(Stored entries)
* Begin *

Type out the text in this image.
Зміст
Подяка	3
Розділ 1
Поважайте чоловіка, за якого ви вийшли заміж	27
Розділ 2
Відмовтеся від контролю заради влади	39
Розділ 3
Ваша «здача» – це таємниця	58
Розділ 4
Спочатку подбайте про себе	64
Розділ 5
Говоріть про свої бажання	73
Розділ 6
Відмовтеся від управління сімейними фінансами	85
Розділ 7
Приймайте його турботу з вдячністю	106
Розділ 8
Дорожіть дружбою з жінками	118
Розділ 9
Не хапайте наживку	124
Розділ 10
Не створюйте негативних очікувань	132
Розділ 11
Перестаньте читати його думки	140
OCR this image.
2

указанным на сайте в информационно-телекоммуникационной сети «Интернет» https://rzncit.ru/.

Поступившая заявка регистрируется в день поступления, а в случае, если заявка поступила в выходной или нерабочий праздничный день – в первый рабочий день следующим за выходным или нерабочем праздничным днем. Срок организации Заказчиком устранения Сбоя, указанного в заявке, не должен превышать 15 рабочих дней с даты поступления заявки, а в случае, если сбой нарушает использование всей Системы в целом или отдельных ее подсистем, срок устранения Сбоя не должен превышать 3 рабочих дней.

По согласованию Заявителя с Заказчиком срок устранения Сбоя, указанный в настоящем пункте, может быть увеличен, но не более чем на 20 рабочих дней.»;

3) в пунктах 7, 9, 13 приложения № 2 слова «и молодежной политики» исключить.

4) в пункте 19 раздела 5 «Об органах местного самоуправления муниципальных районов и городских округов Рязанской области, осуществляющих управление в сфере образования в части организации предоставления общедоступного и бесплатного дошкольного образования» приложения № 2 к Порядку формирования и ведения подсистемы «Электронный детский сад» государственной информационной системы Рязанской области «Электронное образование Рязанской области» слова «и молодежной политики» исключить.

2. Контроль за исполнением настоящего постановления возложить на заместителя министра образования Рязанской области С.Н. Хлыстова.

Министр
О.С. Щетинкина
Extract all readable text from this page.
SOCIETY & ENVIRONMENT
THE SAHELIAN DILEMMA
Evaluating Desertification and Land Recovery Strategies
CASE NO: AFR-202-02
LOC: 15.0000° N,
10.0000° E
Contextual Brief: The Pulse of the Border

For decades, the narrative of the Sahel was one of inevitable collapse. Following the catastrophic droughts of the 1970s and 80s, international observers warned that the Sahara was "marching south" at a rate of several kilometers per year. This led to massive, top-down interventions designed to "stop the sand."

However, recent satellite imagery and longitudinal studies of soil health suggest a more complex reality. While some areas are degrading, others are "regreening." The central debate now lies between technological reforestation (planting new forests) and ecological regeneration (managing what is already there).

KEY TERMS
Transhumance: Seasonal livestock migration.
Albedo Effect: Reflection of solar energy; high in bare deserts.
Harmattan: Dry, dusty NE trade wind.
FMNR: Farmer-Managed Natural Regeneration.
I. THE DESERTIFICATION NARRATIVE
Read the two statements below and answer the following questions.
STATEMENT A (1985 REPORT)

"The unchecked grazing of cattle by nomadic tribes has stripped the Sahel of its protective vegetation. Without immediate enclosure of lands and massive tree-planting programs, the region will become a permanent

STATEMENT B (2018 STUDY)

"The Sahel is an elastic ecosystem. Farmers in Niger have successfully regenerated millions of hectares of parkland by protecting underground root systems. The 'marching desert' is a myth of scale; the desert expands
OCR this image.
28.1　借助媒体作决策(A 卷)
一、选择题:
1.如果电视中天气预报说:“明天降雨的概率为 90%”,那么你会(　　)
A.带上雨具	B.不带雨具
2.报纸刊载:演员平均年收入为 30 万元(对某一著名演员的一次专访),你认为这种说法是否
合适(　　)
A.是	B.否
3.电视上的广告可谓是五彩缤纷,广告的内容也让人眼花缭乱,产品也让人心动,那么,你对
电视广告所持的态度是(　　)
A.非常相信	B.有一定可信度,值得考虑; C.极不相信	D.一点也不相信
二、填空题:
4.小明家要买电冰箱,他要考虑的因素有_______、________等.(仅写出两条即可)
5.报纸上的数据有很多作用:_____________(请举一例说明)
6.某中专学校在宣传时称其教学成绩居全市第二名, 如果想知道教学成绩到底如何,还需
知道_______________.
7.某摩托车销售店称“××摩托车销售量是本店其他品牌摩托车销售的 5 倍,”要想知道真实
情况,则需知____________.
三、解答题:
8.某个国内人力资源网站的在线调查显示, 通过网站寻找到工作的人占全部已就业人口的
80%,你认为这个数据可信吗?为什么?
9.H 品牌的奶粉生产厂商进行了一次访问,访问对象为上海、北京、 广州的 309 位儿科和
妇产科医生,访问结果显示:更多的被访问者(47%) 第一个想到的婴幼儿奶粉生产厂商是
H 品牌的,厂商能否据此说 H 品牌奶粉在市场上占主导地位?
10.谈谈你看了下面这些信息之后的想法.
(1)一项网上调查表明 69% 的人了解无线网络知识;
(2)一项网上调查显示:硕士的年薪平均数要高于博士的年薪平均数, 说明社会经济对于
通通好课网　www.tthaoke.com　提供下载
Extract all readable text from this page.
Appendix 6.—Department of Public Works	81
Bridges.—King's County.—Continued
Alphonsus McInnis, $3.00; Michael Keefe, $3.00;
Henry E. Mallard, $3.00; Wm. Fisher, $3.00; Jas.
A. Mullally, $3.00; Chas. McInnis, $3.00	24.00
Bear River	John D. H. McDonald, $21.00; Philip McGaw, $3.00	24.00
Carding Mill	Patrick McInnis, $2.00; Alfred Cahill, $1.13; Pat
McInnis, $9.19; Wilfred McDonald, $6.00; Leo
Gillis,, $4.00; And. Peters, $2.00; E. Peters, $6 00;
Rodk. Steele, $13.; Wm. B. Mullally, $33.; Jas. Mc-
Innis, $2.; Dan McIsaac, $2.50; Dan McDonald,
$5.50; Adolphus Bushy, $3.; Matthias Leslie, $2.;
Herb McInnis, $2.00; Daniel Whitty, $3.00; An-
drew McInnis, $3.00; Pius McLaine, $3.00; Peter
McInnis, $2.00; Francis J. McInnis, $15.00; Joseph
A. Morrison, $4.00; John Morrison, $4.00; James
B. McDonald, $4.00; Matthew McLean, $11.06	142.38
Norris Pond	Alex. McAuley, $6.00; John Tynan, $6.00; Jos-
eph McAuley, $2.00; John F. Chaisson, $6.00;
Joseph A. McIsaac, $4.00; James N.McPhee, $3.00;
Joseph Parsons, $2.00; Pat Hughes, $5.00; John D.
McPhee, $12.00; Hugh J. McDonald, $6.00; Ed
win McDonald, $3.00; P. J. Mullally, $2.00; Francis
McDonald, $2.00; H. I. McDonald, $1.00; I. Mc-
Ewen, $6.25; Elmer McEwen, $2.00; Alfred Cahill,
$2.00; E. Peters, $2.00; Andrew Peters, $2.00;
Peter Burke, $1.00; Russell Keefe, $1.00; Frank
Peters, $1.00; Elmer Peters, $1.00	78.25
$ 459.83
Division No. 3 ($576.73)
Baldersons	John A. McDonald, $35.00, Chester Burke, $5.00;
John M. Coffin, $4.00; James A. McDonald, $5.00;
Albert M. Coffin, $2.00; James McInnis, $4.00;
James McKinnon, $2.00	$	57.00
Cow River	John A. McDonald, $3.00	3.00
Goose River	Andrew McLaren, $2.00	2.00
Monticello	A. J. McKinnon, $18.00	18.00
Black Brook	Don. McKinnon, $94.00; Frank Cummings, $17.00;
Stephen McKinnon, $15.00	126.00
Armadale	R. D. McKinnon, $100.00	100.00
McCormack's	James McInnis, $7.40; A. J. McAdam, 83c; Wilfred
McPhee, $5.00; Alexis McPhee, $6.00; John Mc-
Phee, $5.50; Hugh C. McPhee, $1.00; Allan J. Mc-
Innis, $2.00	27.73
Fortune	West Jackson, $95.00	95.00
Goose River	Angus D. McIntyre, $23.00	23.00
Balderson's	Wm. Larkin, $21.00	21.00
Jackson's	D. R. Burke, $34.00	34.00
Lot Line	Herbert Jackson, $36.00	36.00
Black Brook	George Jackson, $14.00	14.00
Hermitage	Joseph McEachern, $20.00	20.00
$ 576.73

* End *

### Aim of the exercise:
Which lines hold the word "слова"? Copy each of them from the records.

### Problem solution:
3) в пунктах 7, 9, 13 приложения № 2 слова «и молодежной политики» исключить.
4) в пункте 19 раздела 5 «Об органах местного самоуправления муниципальных районов и городских округов Рязанской области, осуществляющих управление в сфере образования в части организации предоставления общедоступного и бесплатного дошкольного образования» приложения № 2 к Порядку формирования и ведения подсистемы «Электронный детский сад» государственной информационной системы Рязанской области «Электронное образование Рязанской области» слова «и молодежной политики» исключить.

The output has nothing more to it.